● TASK GOAL
Make an exact copy of all the data, pictures excluded.

- Opening Delimiter -

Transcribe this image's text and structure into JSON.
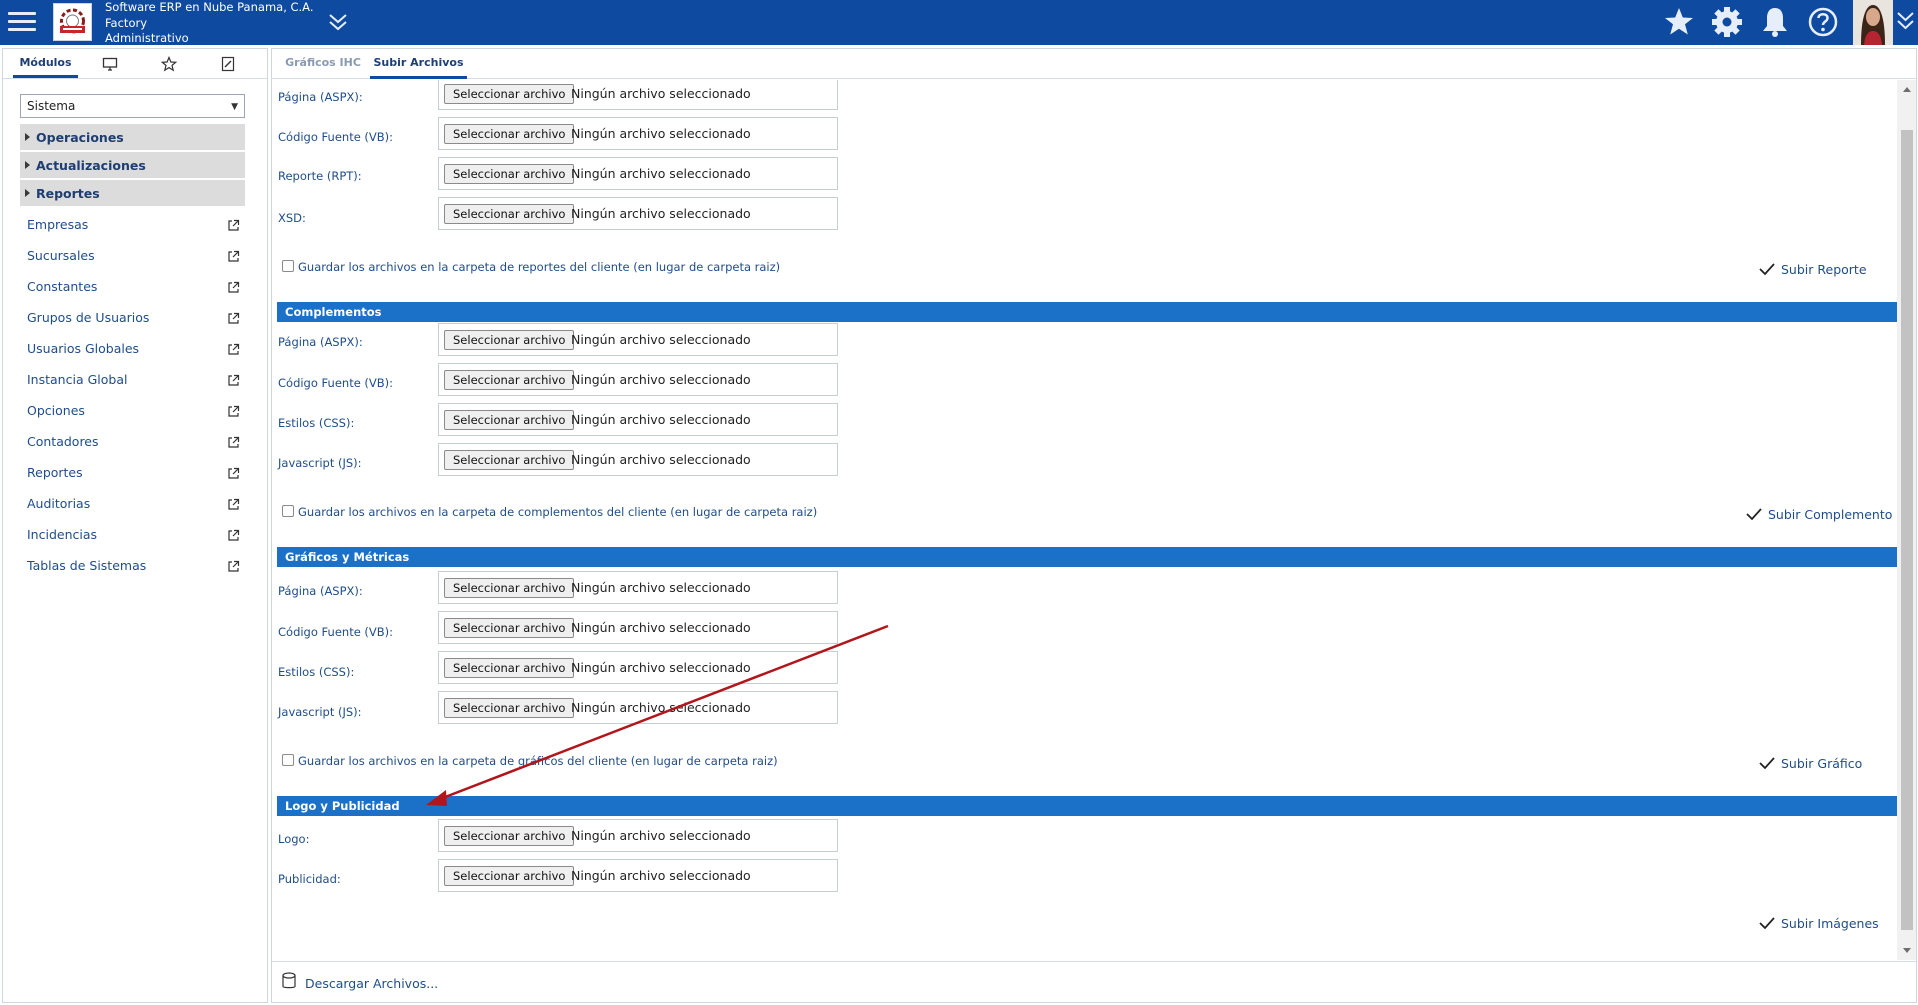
{
  "header": {
    "company_line1": "Software ERP en Nube Panama, C.A.",
    "company_line2": "Factory",
    "company_line3": "Administrativo",
    "bg_color": "#0f4aa1",
    "icons": [
      "menu-icon",
      "company-logo",
      "chevron-double-down-icon",
      "star-icon",
      "gear-icon",
      "bell-icon",
      "help-icon",
      "avatar",
      "chevron-double-down-icon"
    ]
  },
  "sidebar": {
    "tabs": {
      "modules_label": "Módulos"
    },
    "select_value": "Sistema",
    "groups": [
      {
        "label": "Operaciones"
      },
      {
        "label": "Actualizaciones"
      },
      {
        "label": "Reportes"
      }
    ],
    "items": [
      {
        "label": "Empresas"
      },
      {
        "label": "Sucursales"
      },
      {
        "label": "Constantes"
      },
      {
        "label": "Grupos de Usuarios"
      },
      {
        "label": "Usuarios Globales"
      },
      {
        "label": "Instancia Global"
      },
      {
        "label": "Opciones"
      },
      {
        "label": "Contadores"
      },
      {
        "label": "Reportes"
      },
      {
        "label": "Auditorias"
      },
      {
        "label": "Incidencias"
      },
      {
        "label": "Tablas de Sistemas"
      }
    ]
  },
  "main": {
    "tabs": [
      {
        "label": "Gráficos IHC",
        "active": false
      },
      {
        "label": "Subir Archivos",
        "active": true
      }
    ],
    "file_button_label": "Seleccionar archivo",
    "file_status": "Ningún archivo seleccionado",
    "reportes": {
      "fields": [
        "Página (ASPX):",
        "Código Fuente (VB):",
        "Reporte (RPT):",
        "XSD:"
      ],
      "checkbox_label": "Guardar los archivos en la carpeta de reportes del cliente (en lugar de carpeta raiz)",
      "action_label": "Subir Reporte"
    },
    "complementos": {
      "title": "Complementos",
      "fields": [
        "Página (ASPX):",
        "Código Fuente (VB):",
        "Estilos (CSS):",
        "Javascript (JS):"
      ],
      "checkbox_label": "Guardar los archivos en la carpeta de complementos del cliente (en lugar de carpeta raiz)",
      "action_label": "Subir Complemento"
    },
    "graficos": {
      "title": "Gráficos y Métricas",
      "fields": [
        "Página (ASPX):",
        "Código Fuente (VB):",
        "Estilos (CSS):",
        "Javascript (JS):"
      ],
      "checkbox_label": "Guardar los archivos en la carpeta de gráficos del cliente (en lugar de carpeta raiz)",
      "action_label": "Subir Gráfico"
    },
    "logo": {
      "title": "Logo y Publicidad",
      "fields": [
        "Logo:",
        "Publicidad:"
      ],
      "action_label": "Subir Imágenes"
    },
    "footer_link": "Descargar Archivos...",
    "section_color": "#1b70c8",
    "annotation_arrow_color": "#b0161b"
  }
}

- Closing Delimiter -

● TASK OUTPUT
Transcribe this image's text and structure into JSON.
{
  "header": {
    "company_line1": "Software ERP en Nube Panama, C.A.",
    "company_line2": "Factory",
    "company_line3": "Administrativo",
    "bg_color": "#0f4aa1",
    "icons": [
      "menu-icon",
      "company-logo",
      "chevron-double-down-icon",
      "star-icon",
      "gear-icon",
      "bell-icon",
      "help-icon",
      "avatar",
      "chevron-double-down-icon"
    ]
  },
  "sidebar": {
    "tabs": {
      "modules_label": "Módulos"
    },
    "select_value": "Sistema",
    "groups": [
      {
        "label": "Operaciones"
      },
      {
        "label": "Actualizaciones"
      },
      {
        "label": "Reportes"
      }
    ],
    "items": [
      {
        "label": "Empresas"
      },
      {
        "label": "Sucursales"
      },
      {
        "label": "Constantes"
      },
      {
        "label": "Grupos de Usuarios"
      },
      {
        "label": "Usuarios Globales"
      },
      {
        "label": "Instancia Global"
      },
      {
        "label": "Opciones"
      },
      {
        "label": "Contadores"
      },
      {
        "label": "Reportes"
      },
      {
        "label": "Auditorias"
      },
      {
        "label": "Incidencias"
      },
      {
        "label": "Tablas de Sistemas"
      }
    ]
  },
  "main": {
    "tabs": [
      {
        "label": "Gráficos IHC",
        "active": false
      },
      {
        "label": "Subir Archivos",
        "active": true
      }
    ],
    "file_button_label": "Seleccionar archivo",
    "file_status": "Ningún archivo seleccionado",
    "reportes": {
      "fields": [
        "Página (ASPX):",
        "Código Fuente (VB):",
        "Reporte (RPT):",
        "XSD:"
      ],
      "checkbox_label": "Guardar los archivos en la carpeta de reportes del cliente (en lugar de carpeta raiz)",
      "action_label": "Subir Reporte"
    },
    "complementos": {
      "title": "Complementos",
      "fields": [
        "Página (ASPX):",
        "Código Fuente (VB):",
        "Estilos (CSS):",
        "Javascript (JS):"
      ],
      "checkbox_label": "Guardar los archivos en la carpeta de complementos del cliente (en lugar de carpeta raiz)",
      "action_label": "Subir Complemento"
    },
    "graficos": {
      "title": "Gráficos y Métricas",
      "fields": [
        "Página (ASPX):",
        "Código Fuente (VB):",
        "Estilos (CSS):",
        "Javascript (JS):"
      ],
      "checkbox_label": "Guardar los archivos en la carpeta de gráficos del cliente (en lugar de carpeta raiz)",
      "action_label": "Subir Gráfico"
    },
    "logo": {
      "title": "Logo y Publicidad",
      "fields": [
        "Logo:",
        "Publicidad:"
      ],
      "action_label": "Subir Imágenes"
    },
    "footer_link": "Descargar Archivos...",
    "section_color": "#1b70c8",
    "annotation_arrow_color": "#b0161b"
  }
}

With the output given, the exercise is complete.